• **DIRECTION**:
Take from the listing each line that has the string "Global".

• **INFORMATION GIVEN**:

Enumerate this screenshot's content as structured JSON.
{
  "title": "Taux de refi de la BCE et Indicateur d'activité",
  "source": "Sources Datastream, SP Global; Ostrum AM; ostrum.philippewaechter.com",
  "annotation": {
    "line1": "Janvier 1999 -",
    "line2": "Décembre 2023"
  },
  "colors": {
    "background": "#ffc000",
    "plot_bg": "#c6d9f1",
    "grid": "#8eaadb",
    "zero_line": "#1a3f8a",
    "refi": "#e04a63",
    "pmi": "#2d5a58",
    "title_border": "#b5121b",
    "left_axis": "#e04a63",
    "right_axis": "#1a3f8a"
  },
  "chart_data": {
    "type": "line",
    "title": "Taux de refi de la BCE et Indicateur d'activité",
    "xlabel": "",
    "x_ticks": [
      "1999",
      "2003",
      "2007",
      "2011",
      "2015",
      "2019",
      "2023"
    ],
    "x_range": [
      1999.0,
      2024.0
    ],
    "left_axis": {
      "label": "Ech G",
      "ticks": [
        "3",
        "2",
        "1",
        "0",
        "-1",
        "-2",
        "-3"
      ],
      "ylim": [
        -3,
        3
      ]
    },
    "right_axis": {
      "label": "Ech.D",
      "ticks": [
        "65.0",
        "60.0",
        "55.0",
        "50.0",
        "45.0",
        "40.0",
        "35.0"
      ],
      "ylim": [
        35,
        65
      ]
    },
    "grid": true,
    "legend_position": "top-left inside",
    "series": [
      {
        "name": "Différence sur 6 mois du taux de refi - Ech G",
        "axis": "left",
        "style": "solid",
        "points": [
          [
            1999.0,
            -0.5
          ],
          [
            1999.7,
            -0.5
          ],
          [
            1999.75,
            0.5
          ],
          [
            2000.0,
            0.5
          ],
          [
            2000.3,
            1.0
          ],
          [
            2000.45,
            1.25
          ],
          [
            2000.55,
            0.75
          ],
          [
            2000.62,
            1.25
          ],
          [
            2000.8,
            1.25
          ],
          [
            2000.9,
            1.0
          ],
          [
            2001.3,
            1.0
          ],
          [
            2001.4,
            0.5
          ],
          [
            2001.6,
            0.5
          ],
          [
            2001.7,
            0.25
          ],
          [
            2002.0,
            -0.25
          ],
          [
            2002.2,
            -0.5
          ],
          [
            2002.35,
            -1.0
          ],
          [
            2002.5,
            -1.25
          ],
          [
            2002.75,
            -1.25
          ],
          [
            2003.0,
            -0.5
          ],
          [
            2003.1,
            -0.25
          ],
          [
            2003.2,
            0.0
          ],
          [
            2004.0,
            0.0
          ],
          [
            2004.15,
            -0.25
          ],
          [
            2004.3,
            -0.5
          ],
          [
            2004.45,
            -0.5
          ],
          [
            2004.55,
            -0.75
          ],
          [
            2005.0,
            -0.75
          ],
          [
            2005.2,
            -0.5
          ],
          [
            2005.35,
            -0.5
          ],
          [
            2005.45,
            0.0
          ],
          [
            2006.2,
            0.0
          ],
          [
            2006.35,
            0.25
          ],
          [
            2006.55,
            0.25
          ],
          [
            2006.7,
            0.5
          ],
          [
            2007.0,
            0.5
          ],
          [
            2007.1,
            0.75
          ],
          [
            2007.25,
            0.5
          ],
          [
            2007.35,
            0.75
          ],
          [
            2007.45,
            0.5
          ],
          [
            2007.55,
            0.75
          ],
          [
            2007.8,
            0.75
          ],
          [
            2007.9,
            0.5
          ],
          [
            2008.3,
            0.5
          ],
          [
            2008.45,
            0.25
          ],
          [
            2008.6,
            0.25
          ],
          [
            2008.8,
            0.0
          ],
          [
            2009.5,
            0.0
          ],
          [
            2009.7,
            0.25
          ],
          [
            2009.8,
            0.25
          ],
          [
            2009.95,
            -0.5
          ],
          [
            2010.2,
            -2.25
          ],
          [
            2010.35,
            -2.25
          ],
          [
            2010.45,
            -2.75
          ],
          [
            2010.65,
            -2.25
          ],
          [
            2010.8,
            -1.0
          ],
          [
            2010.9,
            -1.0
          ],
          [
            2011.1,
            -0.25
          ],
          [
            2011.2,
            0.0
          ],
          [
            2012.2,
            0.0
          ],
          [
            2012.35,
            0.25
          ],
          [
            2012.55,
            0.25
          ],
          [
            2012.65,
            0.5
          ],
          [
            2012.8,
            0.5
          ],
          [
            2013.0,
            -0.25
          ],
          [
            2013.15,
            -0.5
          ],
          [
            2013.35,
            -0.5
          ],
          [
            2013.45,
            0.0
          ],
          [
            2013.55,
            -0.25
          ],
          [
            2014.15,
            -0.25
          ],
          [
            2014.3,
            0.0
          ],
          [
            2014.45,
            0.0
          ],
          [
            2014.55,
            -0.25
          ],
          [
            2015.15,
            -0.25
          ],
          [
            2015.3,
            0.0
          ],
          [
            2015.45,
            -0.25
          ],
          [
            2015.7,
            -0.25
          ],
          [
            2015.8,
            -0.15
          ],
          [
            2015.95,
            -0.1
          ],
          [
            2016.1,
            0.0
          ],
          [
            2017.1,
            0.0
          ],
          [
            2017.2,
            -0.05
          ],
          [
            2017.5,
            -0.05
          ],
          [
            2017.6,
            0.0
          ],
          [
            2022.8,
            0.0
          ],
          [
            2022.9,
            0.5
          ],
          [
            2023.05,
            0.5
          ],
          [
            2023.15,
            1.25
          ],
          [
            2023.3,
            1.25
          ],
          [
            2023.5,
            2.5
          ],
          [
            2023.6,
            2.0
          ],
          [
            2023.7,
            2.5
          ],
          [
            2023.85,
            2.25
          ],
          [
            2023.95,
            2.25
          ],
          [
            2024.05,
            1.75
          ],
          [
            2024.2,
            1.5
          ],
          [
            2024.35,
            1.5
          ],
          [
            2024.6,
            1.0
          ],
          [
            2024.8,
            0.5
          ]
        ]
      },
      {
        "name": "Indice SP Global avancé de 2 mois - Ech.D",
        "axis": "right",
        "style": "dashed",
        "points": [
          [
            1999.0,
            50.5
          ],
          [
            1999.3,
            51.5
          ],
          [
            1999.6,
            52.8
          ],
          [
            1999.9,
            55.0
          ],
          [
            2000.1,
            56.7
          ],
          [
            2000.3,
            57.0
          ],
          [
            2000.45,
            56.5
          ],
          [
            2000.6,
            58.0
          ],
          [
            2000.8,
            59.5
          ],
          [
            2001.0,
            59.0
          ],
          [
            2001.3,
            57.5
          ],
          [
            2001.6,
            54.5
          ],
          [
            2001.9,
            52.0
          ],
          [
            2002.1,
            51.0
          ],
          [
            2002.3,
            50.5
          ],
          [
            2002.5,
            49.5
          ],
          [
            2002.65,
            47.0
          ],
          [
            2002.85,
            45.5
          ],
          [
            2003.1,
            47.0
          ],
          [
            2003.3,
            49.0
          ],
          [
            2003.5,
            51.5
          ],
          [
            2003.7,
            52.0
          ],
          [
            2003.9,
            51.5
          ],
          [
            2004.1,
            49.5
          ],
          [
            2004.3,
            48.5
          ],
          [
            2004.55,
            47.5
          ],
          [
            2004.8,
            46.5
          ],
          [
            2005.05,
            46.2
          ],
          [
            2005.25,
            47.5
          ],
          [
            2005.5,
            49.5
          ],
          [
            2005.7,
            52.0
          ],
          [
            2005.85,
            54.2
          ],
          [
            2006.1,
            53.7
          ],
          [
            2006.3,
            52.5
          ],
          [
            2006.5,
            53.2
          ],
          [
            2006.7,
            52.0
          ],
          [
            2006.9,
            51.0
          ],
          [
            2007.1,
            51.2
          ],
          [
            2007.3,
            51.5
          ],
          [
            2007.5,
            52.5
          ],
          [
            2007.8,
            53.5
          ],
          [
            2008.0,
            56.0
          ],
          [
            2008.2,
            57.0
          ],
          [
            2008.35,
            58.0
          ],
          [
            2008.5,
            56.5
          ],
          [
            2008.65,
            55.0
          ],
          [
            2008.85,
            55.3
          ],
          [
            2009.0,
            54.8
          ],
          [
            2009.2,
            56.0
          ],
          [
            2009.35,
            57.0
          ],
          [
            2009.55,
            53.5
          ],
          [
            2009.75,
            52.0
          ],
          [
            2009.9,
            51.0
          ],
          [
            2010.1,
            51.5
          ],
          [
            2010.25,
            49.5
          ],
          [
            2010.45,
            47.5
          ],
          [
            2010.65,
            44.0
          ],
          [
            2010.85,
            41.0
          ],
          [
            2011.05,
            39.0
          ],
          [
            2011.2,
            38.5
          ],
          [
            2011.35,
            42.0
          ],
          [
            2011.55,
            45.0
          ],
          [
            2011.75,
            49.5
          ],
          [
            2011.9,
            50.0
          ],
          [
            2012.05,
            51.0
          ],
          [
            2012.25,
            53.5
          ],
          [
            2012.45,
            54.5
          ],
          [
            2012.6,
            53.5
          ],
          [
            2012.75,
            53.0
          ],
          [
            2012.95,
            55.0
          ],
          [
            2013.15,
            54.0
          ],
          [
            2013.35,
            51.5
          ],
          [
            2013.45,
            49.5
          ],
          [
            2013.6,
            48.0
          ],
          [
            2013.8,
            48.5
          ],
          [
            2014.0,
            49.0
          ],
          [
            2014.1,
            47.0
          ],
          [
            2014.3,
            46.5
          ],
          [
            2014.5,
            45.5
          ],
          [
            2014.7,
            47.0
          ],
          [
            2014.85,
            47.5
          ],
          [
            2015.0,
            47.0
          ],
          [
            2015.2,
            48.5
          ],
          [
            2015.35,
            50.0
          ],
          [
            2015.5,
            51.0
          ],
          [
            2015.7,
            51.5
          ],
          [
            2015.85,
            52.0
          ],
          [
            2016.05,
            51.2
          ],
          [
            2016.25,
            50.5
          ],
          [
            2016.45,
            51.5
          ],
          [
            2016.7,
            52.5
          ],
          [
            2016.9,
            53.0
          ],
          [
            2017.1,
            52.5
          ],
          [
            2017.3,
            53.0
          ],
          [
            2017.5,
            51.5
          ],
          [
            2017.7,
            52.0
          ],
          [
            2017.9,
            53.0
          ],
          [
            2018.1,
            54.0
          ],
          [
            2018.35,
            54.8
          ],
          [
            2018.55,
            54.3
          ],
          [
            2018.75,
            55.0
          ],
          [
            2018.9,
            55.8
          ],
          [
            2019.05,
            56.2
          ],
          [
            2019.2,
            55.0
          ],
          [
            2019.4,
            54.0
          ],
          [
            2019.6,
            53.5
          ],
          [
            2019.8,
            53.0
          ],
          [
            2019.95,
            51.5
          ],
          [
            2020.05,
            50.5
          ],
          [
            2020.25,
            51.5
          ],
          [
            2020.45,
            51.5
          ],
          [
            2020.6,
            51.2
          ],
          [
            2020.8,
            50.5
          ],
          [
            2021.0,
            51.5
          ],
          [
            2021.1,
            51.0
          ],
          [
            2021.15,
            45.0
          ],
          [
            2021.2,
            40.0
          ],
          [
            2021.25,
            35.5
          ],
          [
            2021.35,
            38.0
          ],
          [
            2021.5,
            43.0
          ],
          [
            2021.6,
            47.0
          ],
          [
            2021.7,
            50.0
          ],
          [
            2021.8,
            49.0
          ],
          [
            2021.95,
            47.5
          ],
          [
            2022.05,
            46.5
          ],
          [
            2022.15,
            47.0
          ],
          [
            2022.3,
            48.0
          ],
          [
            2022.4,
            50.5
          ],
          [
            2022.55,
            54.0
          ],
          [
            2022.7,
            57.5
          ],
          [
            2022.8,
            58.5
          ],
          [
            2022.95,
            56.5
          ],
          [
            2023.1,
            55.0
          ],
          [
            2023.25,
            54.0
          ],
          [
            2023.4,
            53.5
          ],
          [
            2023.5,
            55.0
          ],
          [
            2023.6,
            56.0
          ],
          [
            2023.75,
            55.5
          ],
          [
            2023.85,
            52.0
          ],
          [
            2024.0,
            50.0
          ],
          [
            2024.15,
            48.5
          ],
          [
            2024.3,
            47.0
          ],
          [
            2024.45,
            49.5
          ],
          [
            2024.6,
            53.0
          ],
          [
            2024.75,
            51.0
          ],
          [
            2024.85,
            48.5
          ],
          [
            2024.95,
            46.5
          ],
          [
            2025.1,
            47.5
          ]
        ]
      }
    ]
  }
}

• **CORRECT OUTPUT**:
  "source": "Sources Datastream, SP Global; Ostrum AM; ostrum.philippewaechter.com",
        "name": "Indice SP Global avancé de 2 mois - Ech.D",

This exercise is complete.